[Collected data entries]
Start

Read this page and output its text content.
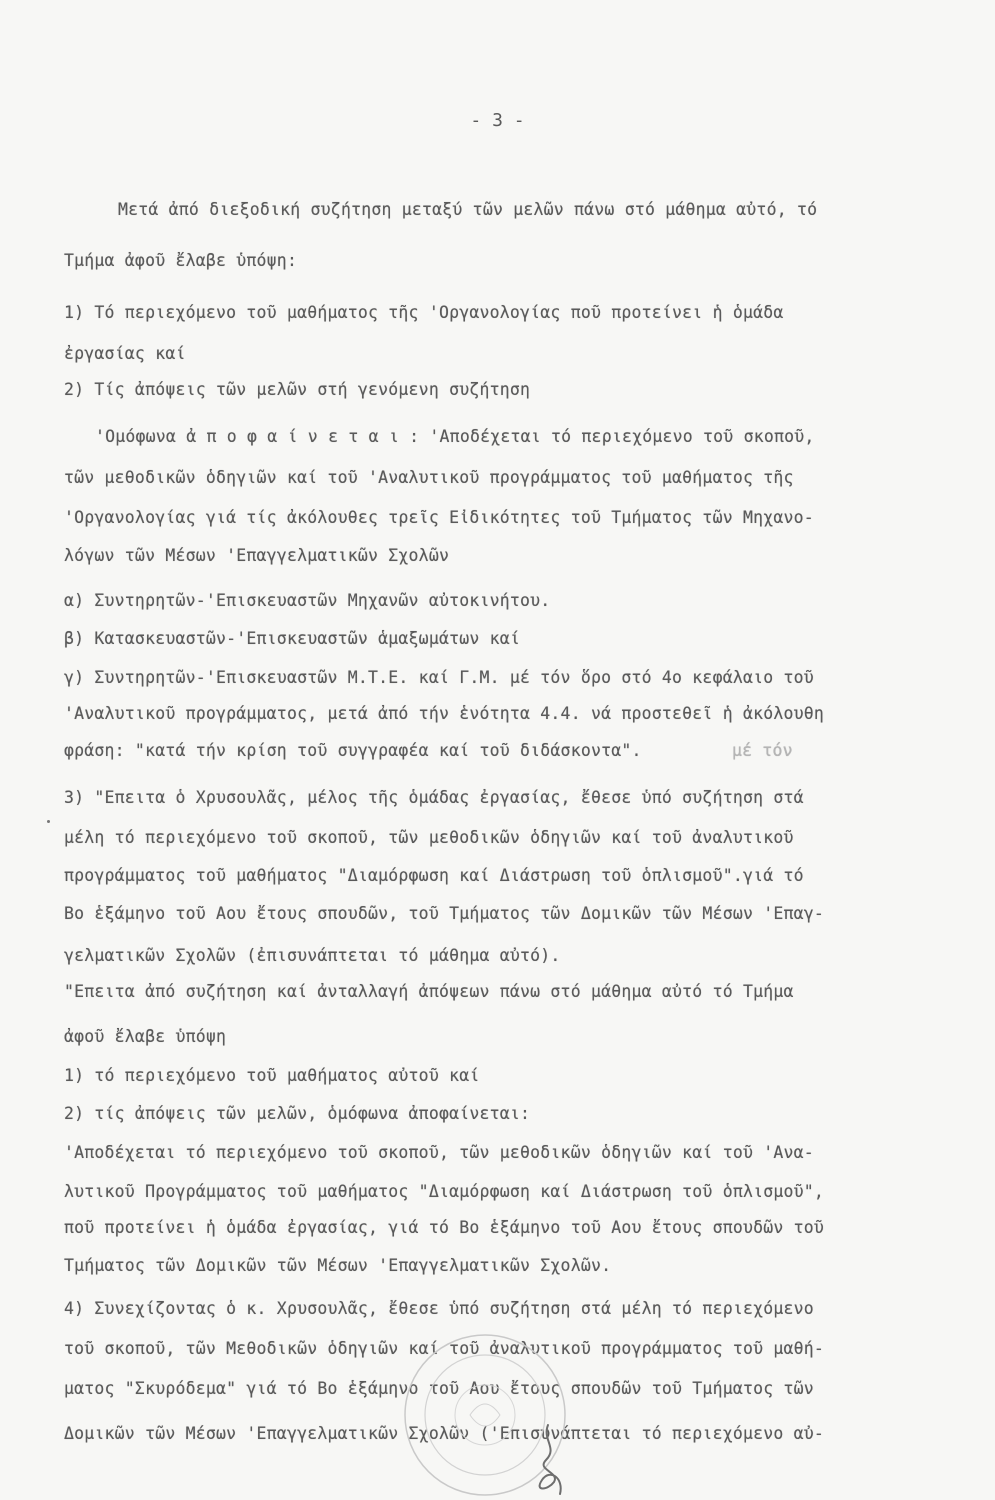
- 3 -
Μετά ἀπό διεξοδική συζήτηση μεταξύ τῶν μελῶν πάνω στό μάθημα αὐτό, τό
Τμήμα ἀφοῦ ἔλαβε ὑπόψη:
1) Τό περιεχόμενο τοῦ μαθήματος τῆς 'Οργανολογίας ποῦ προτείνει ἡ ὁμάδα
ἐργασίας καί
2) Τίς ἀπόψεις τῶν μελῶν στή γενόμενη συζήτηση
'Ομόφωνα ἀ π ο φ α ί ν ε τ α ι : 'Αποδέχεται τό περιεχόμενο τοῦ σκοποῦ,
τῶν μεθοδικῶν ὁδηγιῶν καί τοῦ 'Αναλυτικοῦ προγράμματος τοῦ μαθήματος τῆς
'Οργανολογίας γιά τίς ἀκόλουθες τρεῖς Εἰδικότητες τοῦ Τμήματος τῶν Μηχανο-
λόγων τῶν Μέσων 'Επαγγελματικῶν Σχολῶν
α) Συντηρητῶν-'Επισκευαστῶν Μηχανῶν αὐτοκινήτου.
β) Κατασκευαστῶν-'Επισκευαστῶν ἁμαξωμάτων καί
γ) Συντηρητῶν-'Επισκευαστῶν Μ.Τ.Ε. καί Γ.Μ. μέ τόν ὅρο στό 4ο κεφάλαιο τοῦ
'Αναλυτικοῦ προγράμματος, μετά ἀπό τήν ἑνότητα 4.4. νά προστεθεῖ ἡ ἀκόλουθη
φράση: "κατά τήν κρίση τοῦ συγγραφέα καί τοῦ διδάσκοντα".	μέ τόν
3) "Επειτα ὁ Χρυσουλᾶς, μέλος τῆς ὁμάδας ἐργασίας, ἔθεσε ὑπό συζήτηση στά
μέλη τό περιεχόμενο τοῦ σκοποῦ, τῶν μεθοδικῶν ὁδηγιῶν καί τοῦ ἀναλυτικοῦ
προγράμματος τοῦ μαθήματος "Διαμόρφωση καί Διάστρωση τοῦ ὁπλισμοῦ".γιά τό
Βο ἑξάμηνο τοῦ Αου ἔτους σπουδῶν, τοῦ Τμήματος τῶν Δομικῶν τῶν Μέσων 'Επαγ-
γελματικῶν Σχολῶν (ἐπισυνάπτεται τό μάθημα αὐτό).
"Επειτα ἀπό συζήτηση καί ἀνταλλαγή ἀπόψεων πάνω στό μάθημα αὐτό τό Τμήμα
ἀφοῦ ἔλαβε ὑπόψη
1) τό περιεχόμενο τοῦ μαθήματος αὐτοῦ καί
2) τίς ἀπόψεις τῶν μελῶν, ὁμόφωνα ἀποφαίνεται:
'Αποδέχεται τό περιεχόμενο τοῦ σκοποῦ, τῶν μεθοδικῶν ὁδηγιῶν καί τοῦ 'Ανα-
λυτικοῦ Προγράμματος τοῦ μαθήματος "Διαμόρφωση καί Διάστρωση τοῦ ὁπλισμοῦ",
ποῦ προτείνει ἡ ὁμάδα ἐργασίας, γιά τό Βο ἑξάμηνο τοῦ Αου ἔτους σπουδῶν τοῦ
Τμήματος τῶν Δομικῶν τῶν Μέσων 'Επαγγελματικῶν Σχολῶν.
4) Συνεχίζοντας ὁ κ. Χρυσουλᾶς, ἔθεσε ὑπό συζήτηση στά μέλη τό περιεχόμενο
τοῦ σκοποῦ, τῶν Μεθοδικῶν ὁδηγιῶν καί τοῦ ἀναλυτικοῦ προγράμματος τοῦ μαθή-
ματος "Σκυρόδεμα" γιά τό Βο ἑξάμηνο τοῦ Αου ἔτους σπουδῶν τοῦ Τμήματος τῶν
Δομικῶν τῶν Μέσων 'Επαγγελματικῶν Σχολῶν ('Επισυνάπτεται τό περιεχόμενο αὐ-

End
Start

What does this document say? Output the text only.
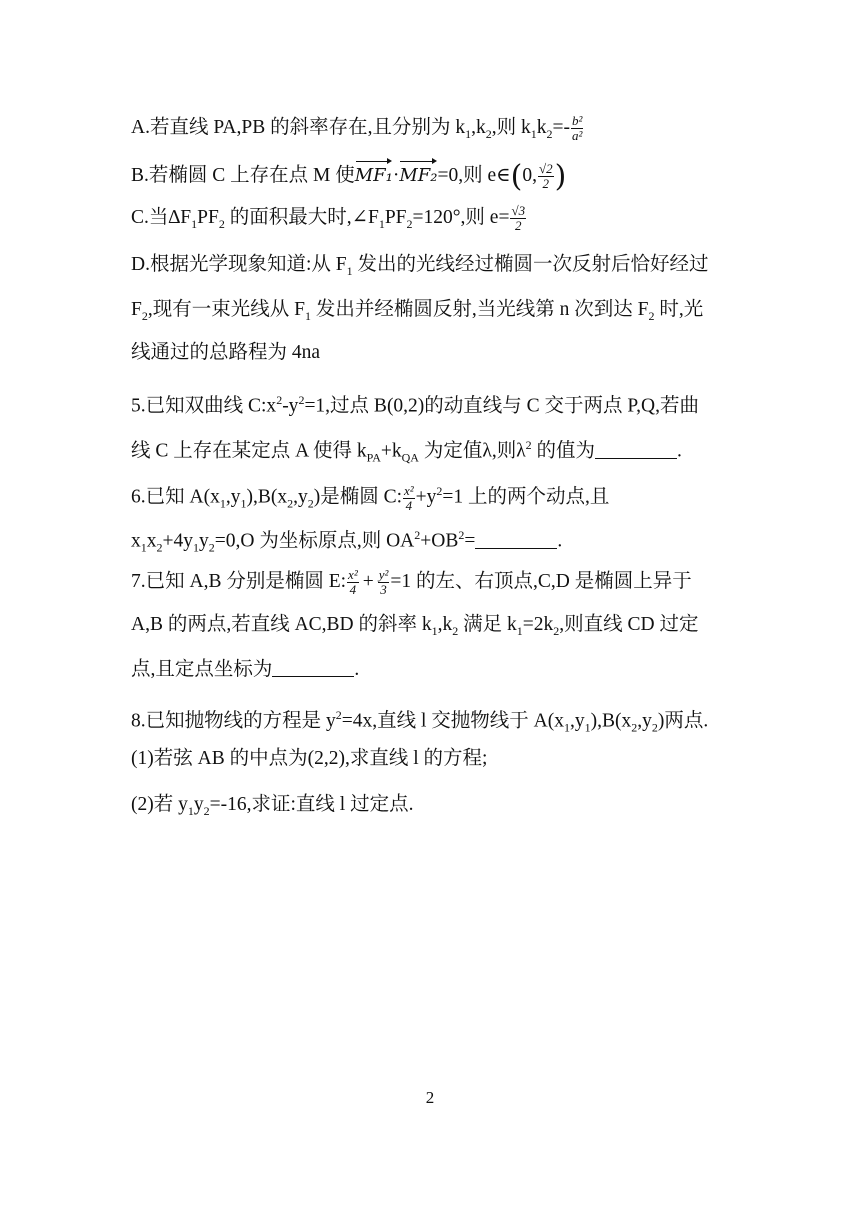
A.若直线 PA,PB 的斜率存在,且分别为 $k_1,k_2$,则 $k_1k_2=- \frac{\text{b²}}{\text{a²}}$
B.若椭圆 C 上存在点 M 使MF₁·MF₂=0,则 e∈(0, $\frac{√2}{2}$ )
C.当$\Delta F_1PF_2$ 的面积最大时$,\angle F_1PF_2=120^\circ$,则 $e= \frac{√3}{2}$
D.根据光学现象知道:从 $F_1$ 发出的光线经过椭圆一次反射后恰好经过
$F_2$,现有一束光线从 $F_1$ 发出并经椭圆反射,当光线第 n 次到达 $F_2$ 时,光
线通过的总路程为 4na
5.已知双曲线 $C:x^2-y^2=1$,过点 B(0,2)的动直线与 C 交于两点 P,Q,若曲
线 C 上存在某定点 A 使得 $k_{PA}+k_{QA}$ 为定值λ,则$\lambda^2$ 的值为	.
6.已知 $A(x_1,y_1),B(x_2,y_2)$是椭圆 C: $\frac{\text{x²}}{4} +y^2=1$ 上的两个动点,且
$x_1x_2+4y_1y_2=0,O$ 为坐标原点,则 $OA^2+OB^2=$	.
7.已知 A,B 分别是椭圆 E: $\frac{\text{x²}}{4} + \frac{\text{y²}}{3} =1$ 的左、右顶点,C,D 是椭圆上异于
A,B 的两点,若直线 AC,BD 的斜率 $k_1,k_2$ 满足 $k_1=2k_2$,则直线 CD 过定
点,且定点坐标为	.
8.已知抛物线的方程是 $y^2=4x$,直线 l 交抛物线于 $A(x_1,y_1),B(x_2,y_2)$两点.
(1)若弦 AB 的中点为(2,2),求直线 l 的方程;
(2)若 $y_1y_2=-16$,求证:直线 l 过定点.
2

End
Start

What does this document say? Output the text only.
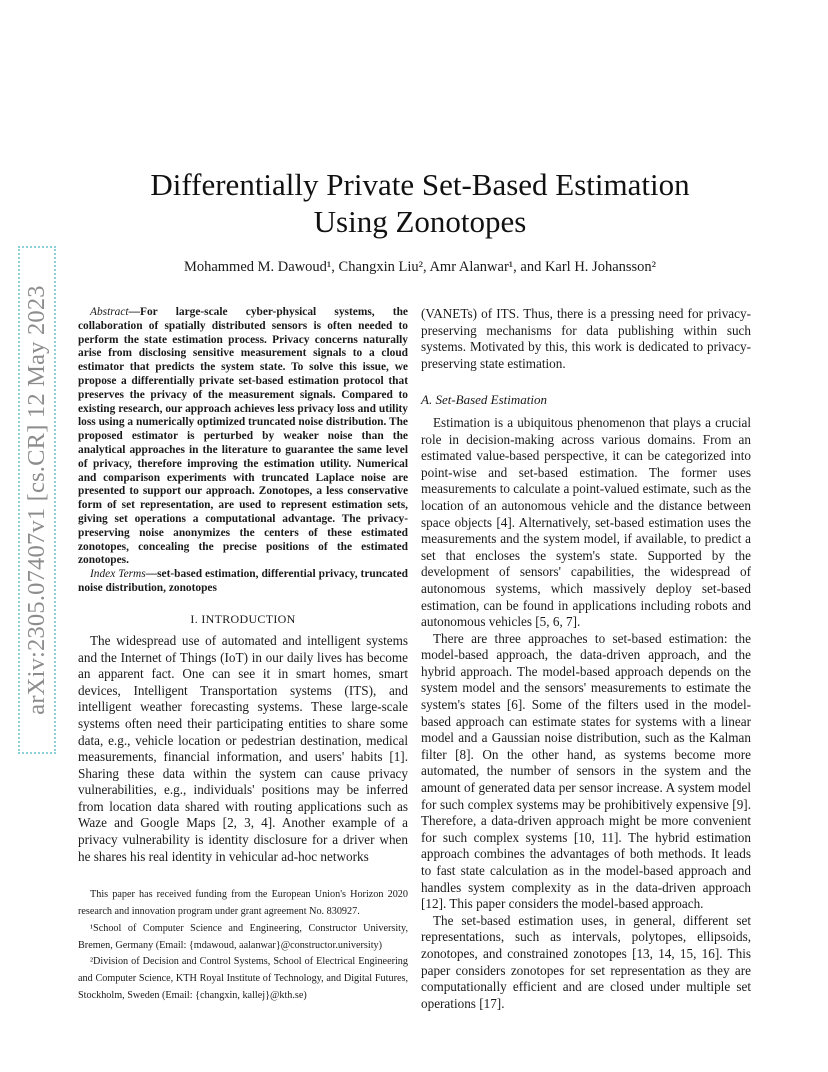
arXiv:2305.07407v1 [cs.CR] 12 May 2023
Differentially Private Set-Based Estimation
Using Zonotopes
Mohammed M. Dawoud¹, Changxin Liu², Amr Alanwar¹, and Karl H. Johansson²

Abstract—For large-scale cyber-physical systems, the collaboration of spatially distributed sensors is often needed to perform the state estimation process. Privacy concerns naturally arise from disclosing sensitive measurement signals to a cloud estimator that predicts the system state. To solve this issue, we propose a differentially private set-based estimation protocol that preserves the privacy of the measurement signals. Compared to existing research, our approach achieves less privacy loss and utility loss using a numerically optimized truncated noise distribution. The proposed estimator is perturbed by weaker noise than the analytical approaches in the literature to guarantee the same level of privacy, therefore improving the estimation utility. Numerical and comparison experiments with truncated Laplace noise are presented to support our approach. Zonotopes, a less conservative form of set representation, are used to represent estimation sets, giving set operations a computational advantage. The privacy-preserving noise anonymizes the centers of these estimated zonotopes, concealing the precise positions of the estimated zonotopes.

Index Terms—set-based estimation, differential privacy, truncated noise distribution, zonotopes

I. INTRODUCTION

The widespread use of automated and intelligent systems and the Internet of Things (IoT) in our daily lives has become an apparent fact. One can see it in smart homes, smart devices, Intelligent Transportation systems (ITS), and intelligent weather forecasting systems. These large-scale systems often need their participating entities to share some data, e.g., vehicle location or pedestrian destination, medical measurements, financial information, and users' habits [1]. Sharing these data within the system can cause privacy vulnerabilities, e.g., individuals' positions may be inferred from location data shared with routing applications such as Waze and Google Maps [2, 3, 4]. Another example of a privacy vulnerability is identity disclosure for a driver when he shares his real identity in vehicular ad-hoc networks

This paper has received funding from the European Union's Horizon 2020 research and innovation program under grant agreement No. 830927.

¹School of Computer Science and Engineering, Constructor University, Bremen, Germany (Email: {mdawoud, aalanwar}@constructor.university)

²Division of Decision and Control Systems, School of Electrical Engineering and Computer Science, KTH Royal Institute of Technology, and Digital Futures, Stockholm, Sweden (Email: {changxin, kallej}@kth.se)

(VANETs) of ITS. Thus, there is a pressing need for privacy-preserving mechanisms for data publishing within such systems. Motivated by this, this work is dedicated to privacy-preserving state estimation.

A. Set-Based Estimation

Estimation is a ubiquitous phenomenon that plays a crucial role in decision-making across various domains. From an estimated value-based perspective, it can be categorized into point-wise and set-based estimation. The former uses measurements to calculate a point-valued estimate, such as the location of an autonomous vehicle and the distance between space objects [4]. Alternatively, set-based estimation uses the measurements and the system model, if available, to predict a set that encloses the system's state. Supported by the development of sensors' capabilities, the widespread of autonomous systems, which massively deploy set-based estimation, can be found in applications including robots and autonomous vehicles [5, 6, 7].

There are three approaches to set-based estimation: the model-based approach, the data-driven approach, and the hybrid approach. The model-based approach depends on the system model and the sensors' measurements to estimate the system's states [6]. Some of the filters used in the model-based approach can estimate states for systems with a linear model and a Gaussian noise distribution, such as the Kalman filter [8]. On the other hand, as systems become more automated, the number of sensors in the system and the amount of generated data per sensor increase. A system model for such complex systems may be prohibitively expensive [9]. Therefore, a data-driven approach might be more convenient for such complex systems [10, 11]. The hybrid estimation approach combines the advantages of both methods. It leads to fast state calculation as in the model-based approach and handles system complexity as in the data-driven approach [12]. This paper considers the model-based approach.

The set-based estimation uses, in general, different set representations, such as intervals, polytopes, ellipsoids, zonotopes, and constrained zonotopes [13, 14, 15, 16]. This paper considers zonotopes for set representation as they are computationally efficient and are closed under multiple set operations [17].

End

Copy each line of the listing that contains the string "πάνω".

Μετά ἀπό διεξοδική συζήτηση μεταξύ τῶν μελῶν πάνω στό μάθημα αὐτό, τό
"Επειτα ἀπό συζήτηση καί ἀνταλλαγή ἀπόψεων πάνω στό μάθημα αὐτό τό Τμήμα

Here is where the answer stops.